__WHAT IS REQUIRED__
Lines that include the word "linear" are the ones to copy.
··· EXERCISE INPUT ···
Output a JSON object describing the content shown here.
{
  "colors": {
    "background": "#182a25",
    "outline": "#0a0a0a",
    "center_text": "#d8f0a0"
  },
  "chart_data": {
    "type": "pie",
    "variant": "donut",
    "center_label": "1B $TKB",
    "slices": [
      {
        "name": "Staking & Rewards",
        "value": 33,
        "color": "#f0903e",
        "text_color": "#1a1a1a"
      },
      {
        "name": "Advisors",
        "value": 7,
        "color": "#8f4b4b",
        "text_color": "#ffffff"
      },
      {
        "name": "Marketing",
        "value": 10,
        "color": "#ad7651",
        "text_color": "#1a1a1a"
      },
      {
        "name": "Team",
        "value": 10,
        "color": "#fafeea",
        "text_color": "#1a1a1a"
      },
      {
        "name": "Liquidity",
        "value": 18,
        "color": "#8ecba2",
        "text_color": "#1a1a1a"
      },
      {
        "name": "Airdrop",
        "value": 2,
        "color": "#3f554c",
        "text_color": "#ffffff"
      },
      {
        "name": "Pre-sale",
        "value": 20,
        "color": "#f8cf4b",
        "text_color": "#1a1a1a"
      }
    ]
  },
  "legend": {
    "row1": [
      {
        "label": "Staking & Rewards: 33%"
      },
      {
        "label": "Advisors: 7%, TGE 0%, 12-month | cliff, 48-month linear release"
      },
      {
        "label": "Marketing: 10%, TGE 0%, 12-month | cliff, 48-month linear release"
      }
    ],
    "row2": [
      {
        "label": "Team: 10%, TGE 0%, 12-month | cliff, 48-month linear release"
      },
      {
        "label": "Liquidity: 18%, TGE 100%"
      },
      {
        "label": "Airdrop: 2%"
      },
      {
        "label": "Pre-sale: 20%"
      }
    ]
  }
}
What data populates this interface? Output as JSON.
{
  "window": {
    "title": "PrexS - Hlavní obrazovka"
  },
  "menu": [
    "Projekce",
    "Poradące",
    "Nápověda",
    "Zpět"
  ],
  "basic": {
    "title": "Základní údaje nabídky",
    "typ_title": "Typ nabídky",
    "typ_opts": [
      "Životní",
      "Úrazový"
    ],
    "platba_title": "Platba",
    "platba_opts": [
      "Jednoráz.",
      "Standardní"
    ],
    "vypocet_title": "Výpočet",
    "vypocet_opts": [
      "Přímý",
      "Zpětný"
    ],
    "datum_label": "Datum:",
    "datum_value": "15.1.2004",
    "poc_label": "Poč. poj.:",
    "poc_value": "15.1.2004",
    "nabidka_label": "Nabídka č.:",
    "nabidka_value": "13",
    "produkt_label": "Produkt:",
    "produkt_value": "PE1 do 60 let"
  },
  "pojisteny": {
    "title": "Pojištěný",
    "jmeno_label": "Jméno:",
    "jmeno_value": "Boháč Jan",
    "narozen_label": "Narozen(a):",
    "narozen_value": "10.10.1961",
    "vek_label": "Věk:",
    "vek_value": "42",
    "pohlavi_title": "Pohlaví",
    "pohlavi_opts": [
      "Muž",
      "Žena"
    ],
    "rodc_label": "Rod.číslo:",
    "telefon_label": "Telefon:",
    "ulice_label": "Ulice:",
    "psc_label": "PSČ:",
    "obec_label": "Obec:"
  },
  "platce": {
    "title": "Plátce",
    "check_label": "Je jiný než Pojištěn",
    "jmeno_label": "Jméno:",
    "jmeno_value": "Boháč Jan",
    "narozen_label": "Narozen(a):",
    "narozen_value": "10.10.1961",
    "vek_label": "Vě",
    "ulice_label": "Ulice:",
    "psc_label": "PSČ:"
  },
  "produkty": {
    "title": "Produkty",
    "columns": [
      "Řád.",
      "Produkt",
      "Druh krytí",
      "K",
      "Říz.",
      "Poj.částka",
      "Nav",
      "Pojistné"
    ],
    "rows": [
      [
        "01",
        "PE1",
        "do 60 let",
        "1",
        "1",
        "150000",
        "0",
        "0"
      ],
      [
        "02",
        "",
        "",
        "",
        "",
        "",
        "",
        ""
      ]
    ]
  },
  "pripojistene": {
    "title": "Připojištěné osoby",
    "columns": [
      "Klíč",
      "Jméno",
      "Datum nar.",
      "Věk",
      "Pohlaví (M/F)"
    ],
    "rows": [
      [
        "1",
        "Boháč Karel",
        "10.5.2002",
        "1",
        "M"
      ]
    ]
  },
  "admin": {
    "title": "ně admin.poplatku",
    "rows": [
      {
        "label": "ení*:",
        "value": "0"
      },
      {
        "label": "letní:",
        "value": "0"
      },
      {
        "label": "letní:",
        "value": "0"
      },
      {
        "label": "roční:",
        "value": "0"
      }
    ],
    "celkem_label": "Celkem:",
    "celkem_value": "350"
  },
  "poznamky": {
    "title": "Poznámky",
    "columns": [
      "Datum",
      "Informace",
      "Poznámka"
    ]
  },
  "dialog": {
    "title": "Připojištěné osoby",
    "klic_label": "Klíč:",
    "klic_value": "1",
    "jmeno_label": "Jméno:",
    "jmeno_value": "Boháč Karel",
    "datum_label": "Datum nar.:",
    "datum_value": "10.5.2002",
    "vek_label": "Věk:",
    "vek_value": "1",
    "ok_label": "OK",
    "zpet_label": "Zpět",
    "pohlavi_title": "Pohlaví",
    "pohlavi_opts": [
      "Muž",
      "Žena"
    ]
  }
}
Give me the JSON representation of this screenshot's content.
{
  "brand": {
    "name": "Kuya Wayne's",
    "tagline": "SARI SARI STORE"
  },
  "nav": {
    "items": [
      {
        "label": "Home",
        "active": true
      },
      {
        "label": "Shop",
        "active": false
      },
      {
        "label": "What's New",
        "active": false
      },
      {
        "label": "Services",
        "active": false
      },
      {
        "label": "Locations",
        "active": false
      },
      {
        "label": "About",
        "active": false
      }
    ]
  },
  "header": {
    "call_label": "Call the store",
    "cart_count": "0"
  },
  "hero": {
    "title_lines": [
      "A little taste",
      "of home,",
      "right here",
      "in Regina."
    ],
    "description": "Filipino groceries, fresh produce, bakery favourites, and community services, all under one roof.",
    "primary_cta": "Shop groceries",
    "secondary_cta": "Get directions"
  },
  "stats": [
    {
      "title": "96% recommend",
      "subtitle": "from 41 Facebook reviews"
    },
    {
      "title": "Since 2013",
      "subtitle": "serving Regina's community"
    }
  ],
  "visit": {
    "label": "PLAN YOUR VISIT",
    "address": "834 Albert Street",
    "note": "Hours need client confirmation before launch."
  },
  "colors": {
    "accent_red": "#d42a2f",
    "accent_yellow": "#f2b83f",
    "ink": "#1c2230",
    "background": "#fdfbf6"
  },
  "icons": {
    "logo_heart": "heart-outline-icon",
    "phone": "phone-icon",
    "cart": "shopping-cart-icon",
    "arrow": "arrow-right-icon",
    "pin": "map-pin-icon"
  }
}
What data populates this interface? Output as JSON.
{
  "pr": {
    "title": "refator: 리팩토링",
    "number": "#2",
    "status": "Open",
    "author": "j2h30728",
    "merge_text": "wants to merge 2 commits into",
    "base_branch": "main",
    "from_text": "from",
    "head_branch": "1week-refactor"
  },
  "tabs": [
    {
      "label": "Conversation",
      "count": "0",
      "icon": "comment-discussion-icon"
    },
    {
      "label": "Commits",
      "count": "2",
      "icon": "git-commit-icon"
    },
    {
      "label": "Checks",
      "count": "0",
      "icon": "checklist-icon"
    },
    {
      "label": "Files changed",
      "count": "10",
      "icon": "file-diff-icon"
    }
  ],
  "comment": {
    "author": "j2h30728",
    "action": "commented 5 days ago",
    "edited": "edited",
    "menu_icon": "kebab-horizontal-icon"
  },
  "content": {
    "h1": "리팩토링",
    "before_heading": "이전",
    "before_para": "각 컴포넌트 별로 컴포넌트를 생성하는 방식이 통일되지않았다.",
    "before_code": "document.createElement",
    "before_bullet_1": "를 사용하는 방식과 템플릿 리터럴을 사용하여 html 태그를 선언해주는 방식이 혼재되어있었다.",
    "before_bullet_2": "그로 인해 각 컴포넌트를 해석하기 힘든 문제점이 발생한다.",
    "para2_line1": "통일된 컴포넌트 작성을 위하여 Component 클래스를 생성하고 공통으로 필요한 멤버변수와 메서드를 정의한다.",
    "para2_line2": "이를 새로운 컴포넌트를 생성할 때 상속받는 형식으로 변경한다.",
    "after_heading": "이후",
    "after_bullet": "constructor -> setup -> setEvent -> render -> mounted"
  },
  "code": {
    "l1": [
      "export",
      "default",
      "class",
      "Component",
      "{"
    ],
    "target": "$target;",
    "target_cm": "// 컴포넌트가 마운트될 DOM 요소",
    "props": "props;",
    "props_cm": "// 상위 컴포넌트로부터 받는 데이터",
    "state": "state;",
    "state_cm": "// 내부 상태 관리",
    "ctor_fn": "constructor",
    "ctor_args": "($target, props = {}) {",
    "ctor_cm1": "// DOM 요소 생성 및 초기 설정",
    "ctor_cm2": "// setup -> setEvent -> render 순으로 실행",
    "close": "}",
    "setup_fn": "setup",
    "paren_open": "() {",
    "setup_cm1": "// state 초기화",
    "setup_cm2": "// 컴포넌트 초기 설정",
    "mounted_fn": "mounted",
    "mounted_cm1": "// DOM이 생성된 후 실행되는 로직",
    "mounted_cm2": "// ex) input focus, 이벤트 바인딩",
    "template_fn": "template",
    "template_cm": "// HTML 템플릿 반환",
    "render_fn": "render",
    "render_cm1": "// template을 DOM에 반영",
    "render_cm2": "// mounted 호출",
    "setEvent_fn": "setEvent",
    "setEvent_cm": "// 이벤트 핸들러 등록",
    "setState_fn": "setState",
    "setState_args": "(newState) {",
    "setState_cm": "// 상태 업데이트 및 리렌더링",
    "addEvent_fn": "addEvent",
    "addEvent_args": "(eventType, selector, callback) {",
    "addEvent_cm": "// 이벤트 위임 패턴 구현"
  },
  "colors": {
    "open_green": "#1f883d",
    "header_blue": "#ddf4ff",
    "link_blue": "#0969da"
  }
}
···
__RESPONSE__
        "label": "Advisors: 7%, TGE 0%, 12-month | cliff, 48-month linear release"
        "label": "Marketing: 10%, TGE 0%, 12-month | cliff, 48-month linear release"
        "label": "Team: 10%, TGE 0%, 12-month | cliff, 48-month linear release"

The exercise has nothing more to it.